Could you reproduce the Python packaging discussion below in full, word for word?

- SUPPLIED TEXT
- Opening Delimiter -

At install time, you can be confident that Nix will bring along all of the system-level dependencies your Python package needs. You don't have to find and fill any gaps at install time 10 years from now or whatever.

When you're writing your Nix package for the first time, you'll be doing a mix of generating the Nix code that defines your package from some upstream, Python-specific lockfile and making manual corrections when the build fails. Nix doesn't have any magic for figuring out dependencies that are left out of poetry.lock or whatever, or for disambiguating guaranteed-compatible exact versions from requirements.txt.


Yeah, containers don't fully solve this problem.

We still need a generated lock file with every top level dependency and sub-dependencies locked down to their most precise version commit to version control so that when you build your image today or in 6 months you end up with the same result.

Using pip to freeze your dependencies and writing a tiny shell script to generate a lock file at build time is better than nothing to solve this problem with nothing more than pip. It's what I do in https://github.com/nickjj/docker-flask-example and https://github.com/nickjj/docker-django-example. It's not perfect but it solves 80% with minimal complexity.


I remember when I was a childish Perl fan trading insults with the childish Python fans of the time, one of the things "they" always chided "us" about was that we had too many different ways to accomplish the same thing...


Pyinstaller, provided you build it in a reasonably old glibc to avoid glibc incompatibilities. I know that is a caveat but it is a one time build time operation.


Doesn't Pyinstaller also require CPython to have been built with '--enable-shared'? I _think_ this is the default for most system-installed Pythons that I've seen, but it's not the default if you build Python from source or install via pyenv.


asdf can be used as an alternative to pyenv. (In fact, it is not only meant for the Python ecosystem, so it can also replace nvm and others.)

For me, the combination of asdf and Poetry has worked quite well recently: I use asdf to pin the Python & Poetry version and then use Poetry to pin everything else.


Point of clarification: asdf uses python-build which is from pyenv.

https://github.com/asdf-community/asdf-python?tab=readme-ov-...

- Closing Delimiter -

- DATASET RECORDS
- Opening Delimiter -

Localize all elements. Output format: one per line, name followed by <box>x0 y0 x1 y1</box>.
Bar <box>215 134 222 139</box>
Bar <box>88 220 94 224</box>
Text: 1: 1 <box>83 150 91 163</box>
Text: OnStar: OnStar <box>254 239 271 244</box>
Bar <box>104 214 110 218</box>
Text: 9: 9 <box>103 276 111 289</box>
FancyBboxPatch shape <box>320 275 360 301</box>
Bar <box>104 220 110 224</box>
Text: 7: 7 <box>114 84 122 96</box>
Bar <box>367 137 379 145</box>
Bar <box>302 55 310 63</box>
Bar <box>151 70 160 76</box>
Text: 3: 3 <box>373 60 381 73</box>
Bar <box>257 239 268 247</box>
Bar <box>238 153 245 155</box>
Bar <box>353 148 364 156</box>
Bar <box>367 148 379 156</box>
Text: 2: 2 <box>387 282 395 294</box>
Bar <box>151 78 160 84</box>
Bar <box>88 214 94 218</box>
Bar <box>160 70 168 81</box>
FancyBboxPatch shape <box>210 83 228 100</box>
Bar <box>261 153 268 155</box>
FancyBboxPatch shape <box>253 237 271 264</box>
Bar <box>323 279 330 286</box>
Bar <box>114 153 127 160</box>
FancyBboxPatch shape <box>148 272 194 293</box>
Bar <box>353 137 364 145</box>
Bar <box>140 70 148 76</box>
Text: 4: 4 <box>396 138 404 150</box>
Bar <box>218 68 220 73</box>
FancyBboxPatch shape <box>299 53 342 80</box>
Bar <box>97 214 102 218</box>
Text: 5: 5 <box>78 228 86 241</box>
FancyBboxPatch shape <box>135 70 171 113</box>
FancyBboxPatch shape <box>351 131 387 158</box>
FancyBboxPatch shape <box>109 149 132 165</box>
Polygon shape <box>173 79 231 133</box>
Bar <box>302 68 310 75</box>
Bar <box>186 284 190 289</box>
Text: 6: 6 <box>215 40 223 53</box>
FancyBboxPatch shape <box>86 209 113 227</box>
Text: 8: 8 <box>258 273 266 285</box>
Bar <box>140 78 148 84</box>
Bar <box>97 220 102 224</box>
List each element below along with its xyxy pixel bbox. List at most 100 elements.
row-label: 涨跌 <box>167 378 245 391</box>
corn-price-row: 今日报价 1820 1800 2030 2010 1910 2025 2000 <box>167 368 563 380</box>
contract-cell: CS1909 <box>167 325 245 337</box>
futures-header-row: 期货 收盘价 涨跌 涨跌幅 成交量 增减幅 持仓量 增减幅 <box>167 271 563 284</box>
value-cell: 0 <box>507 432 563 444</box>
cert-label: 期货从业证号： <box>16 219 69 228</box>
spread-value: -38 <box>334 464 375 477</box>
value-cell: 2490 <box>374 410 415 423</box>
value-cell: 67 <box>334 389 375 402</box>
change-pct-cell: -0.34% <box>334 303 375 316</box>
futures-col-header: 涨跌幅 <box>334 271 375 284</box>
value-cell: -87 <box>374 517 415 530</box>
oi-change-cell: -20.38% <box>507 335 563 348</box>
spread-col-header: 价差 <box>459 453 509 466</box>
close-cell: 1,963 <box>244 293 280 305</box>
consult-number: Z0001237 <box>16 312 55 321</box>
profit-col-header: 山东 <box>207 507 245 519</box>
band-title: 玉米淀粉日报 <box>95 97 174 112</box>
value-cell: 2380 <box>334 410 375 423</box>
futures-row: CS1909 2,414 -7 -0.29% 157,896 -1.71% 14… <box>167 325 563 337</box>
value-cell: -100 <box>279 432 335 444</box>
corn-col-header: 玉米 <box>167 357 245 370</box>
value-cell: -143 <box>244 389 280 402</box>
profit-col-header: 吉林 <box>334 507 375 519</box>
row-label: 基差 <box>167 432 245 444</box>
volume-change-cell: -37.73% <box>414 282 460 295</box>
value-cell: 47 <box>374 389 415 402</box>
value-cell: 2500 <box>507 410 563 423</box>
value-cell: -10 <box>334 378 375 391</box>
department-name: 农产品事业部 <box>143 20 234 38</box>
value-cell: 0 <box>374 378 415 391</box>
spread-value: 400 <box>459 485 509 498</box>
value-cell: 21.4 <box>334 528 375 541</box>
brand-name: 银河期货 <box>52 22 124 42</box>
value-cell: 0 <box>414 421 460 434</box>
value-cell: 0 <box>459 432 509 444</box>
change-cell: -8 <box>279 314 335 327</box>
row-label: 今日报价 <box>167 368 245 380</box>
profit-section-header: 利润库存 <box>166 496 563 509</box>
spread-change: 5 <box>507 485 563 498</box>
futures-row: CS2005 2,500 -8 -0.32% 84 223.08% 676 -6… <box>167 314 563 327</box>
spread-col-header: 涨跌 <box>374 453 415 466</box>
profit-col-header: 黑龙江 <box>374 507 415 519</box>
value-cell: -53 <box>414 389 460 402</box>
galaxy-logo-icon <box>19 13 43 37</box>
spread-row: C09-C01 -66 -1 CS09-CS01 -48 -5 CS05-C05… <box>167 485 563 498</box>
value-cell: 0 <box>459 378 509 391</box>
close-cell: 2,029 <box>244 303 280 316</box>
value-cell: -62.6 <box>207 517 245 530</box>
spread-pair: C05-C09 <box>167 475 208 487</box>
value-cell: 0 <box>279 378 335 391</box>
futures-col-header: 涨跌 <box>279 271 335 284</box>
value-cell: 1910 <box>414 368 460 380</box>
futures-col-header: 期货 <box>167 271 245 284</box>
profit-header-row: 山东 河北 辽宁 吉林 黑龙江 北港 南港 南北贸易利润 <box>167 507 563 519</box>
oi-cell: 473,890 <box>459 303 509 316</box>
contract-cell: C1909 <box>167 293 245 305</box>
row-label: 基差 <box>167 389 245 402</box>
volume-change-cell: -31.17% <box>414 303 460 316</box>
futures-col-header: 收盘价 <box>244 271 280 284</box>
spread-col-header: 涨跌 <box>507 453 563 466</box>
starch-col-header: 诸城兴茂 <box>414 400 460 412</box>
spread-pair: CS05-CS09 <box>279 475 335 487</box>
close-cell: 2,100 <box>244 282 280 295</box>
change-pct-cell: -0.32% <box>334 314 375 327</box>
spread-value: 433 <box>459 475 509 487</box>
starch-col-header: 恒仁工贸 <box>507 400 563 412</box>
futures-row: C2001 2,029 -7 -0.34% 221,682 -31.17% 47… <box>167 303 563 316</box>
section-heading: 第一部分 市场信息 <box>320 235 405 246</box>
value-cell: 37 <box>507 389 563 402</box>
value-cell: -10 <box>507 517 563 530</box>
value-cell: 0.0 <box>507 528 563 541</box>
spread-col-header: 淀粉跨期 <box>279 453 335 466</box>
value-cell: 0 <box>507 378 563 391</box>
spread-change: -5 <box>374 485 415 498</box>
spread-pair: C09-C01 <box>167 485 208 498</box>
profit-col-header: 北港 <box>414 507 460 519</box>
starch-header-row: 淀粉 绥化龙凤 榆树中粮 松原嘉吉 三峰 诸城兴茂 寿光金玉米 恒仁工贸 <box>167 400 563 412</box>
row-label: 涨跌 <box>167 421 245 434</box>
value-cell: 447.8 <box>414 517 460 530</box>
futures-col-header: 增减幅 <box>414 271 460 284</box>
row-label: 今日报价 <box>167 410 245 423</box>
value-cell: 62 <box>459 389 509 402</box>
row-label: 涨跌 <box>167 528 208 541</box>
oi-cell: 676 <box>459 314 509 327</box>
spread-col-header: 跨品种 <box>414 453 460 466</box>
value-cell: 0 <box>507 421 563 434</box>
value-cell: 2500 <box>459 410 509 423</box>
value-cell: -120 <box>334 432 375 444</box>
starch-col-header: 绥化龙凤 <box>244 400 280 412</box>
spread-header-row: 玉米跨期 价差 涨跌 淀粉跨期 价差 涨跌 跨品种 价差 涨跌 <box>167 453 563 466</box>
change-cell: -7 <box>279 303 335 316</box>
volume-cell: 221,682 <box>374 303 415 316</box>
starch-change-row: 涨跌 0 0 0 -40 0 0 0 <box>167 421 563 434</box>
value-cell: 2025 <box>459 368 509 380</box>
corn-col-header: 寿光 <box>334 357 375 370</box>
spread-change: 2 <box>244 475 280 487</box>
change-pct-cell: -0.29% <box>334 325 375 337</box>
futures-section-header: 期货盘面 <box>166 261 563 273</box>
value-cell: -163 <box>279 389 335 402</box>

- Closing Delimiter -

- ANSWER SPACE
At install time, you can be confident that Nix will bring along all of the system-level dependencies your Python package needs. You don't have to find and fill any gaps at install time 10 years from now or whatever.

When you're writing your Nix package for the first time, you'll be doing a mix of generating the Nix code that defines your package from some upstream, Python-specific lockfile and making manual corrections when the build fails. Nix doesn't have any magic for figuring out dependencies that are left out of poetry.lock or whatever, or for disambiguating guaranteed-compatible exact versions from requirements.txt.


Yeah, containers don't fully solve this problem.

We still need a generated lock file with every top level dependency and sub-dependencies locked down to their most precise version commit to version control so that when you build your image today or in 6 months you end up with the same result.

Using pip to freeze your dependencies and writing a tiny shell script to generate a lock file at build time is better than nothing to solve this problem with nothing more than pip. It's what I do in https://github.com/nickjj/docker-flask-example and https://github.com/nickjj/docker-django-example. It's not perfect but it solves 80% with minimal complexity.


I remember when I was a childish Perl fan trading insults with the childish Python fans of the time, one of the things "they" always chided "us" about was that we had too many different ways to accomplish the same thing...


Pyinstaller, provided you build it in a reasonably old glibc to avoid glibc incompatibilities. I know that is a caveat but it is a one time build time operation.


Doesn't Pyinstaller also require CPython to have been built with '--enable-shared'? I _think_ this is the default for most system-installed Pythons that I've seen, but it's not the default if you build Python from source or install via pyenv.


asdf can be used as an alternative to pyenv. (In fact, it is not only meant for the Python ecosystem, so it can also replace nvm and others.)

For me, the combination of asdf and Poetry has worked quite well recently: I use asdf to pin the Python & Poetry version and then use Poetry to pin everything else.


Point of clarification: asdf uses python-build which is from pyenv.

https://github.com/asdf-community/asdf-python?tab=readme-ov-...